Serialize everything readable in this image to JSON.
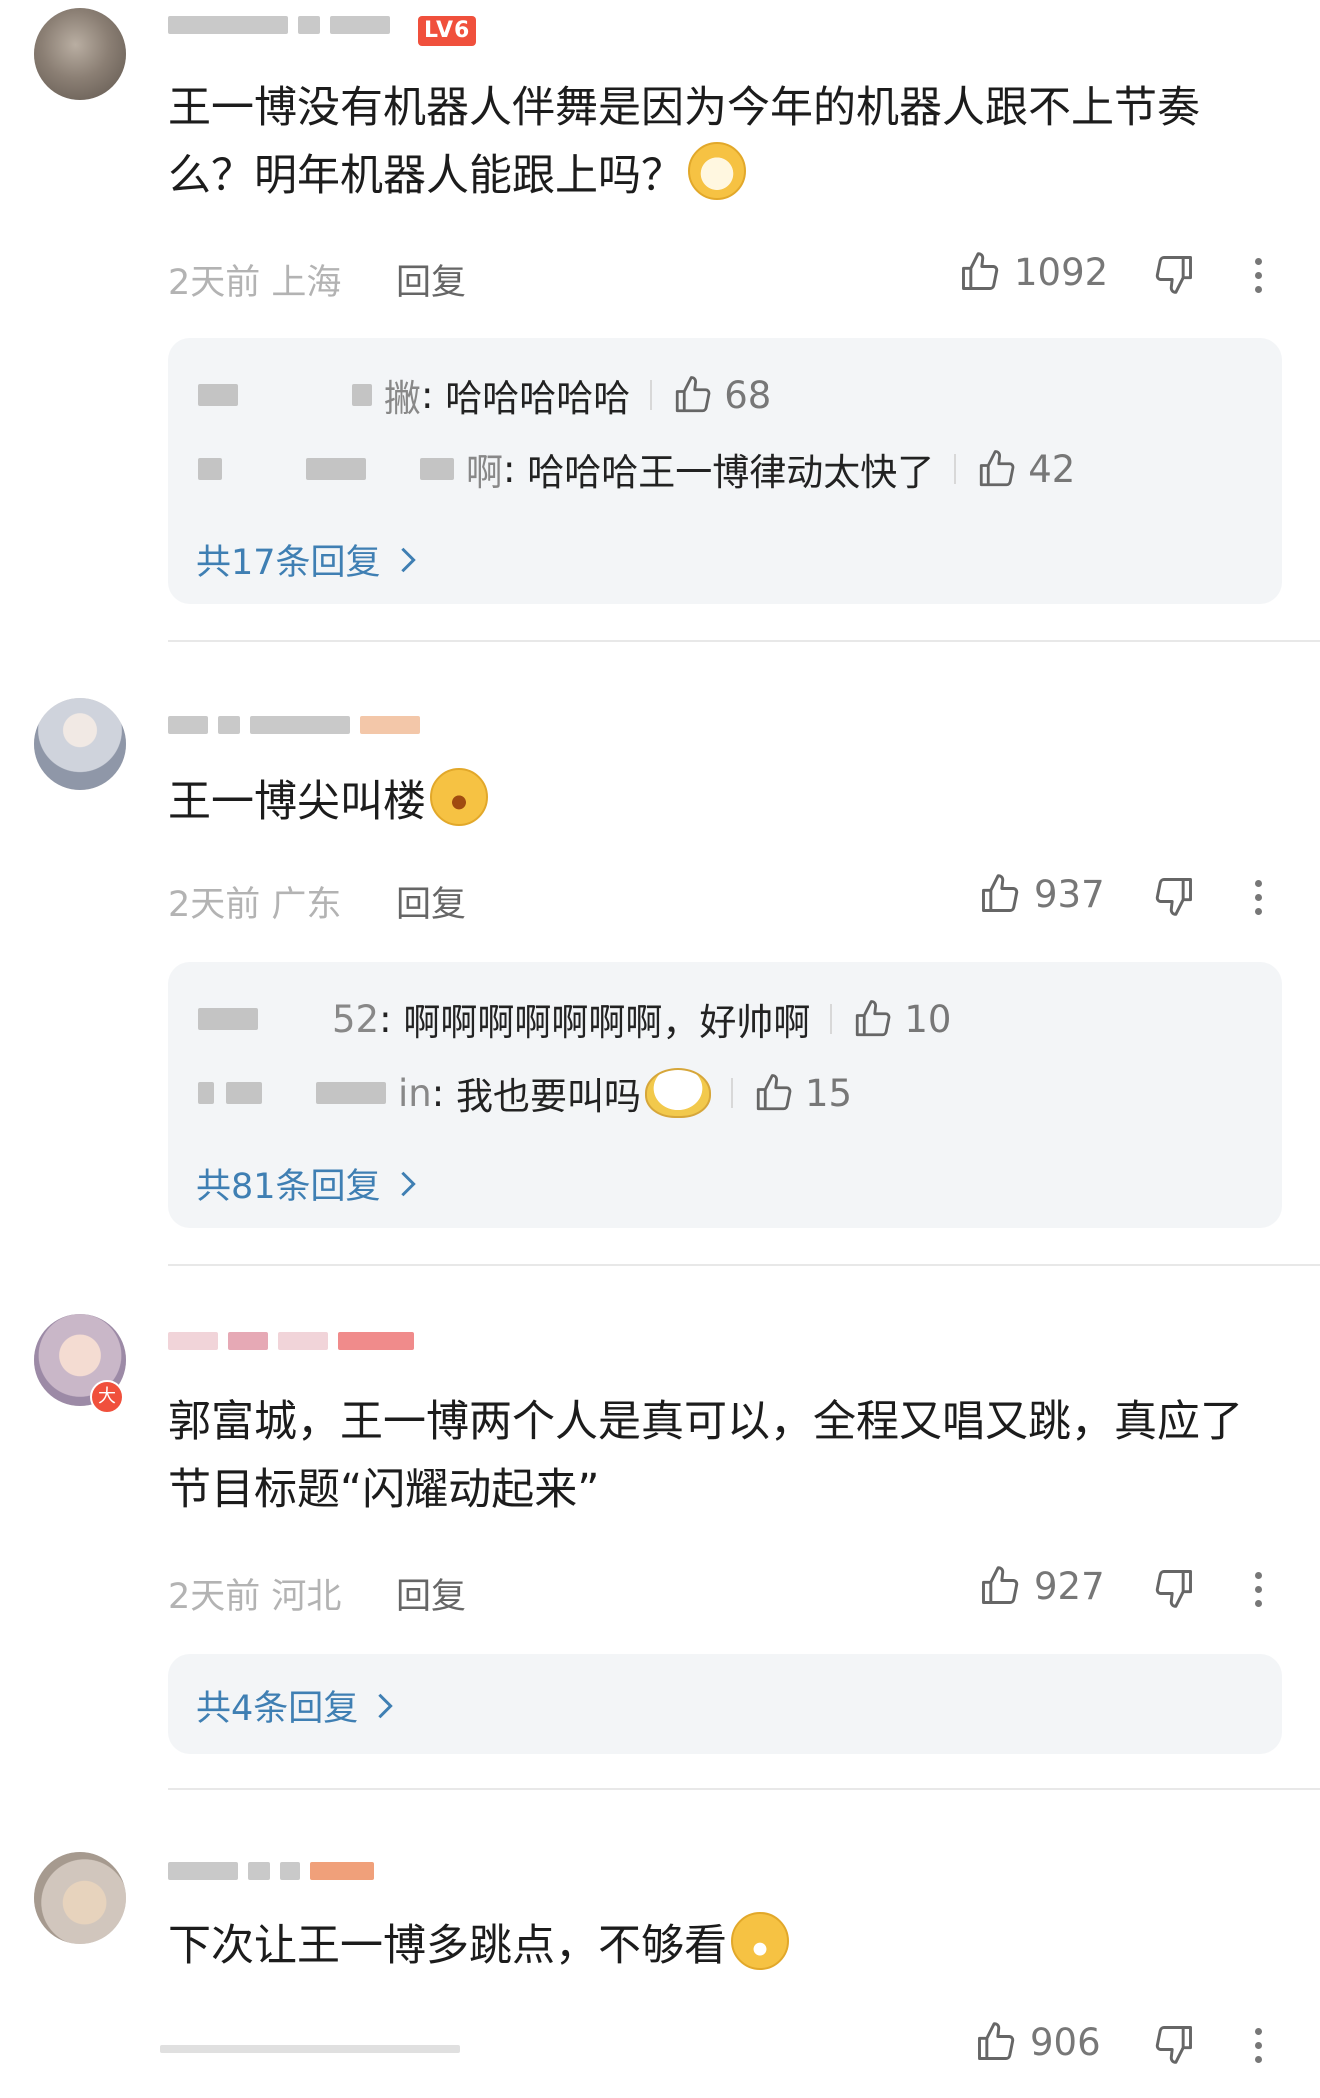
{
  "comments": [
    {
      "level": "LV6",
      "text": "王一博没有机器人伴舞是因为今年的机器人跟不上节奏么？明年机器人能跟上吗？",
      "emoji": "dog-face-emoji",
      "time": "2天前",
      "location": "上海",
      "reply_label": "回复",
      "likes": "1092",
      "replies": [
        {
          "name_suffix": "撇",
          "text": "哈哈哈哈哈",
          "likes": "68"
        },
        {
          "name_suffix": "啊",
          "text": "哈哈哈王一博律动太快了",
          "likes": "42"
        }
      ],
      "total_replies": "共17条回复"
    },
    {
      "level": "",
      "text": "王一博尖叫楼",
      "emoji": "screaming-face-emoji",
      "time": "2天前",
      "location": "广东",
      "reply_label": "回复",
      "likes": "937",
      "replies": [
        {
          "name_suffix": "52",
          "text": "啊啊啊啊啊啊啊，好帅啊",
          "likes": "10"
        },
        {
          "name_suffix": "in",
          "text": "我也要叫吗",
          "likes": "15"
        }
      ],
      "total_replies": "共81条回复"
    },
    {
      "level": "",
      "text": "郭富城，王一博两个人是真可以，全程又唱又跳，真应了节目标题“闪耀动起来”",
      "time": "2天前",
      "location": "河北",
      "reply_label": "回复",
      "likes": "927",
      "total_replies": "共4条回复",
      "avatar_badge": "大"
    },
    {
      "level": "",
      "text": "下次让王一博多跳点，不够看",
      "emoji": "crying-face-emoji",
      "likes": "906"
    }
  ],
  "colors": {
    "accent_link": "#3f7fb3",
    "level_badge": "#f0503c",
    "reply_bg": "#f3f5f7"
  }
}
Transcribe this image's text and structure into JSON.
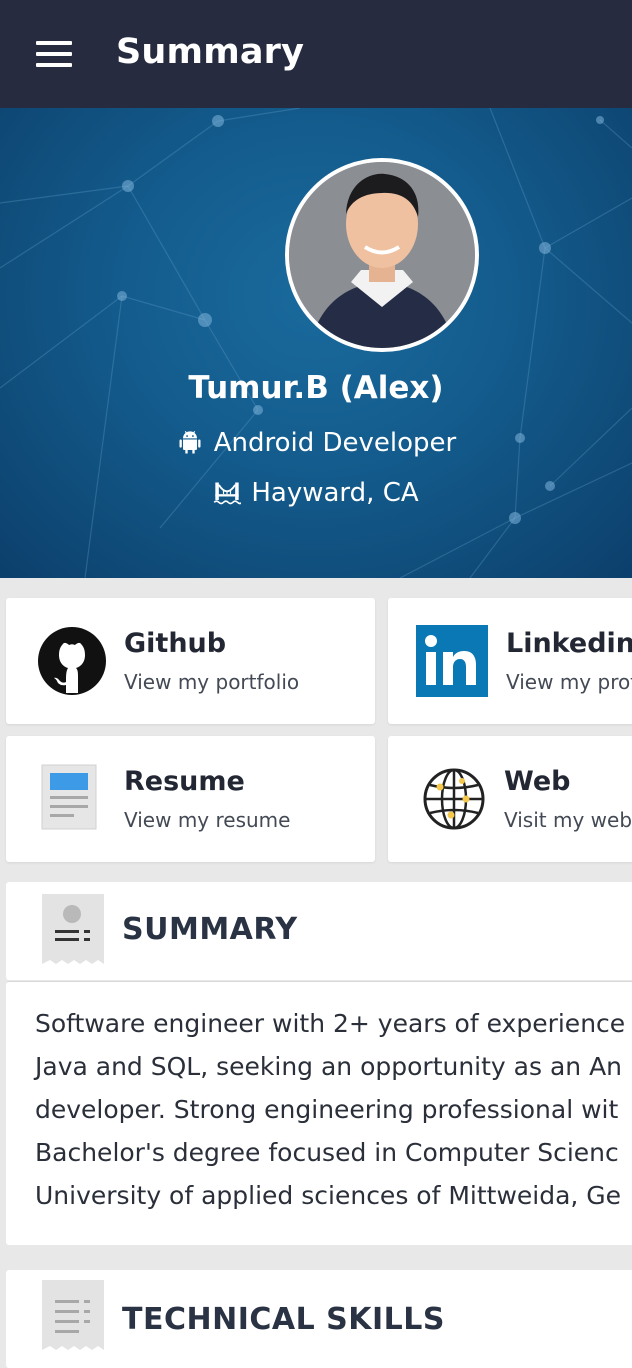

Task details >>
Search the entries for the word "image", then list each line that holds it.

Worked solution >>
Serialize everything readable in this image to JSON.
Transcribe this image's text and structure into JSON.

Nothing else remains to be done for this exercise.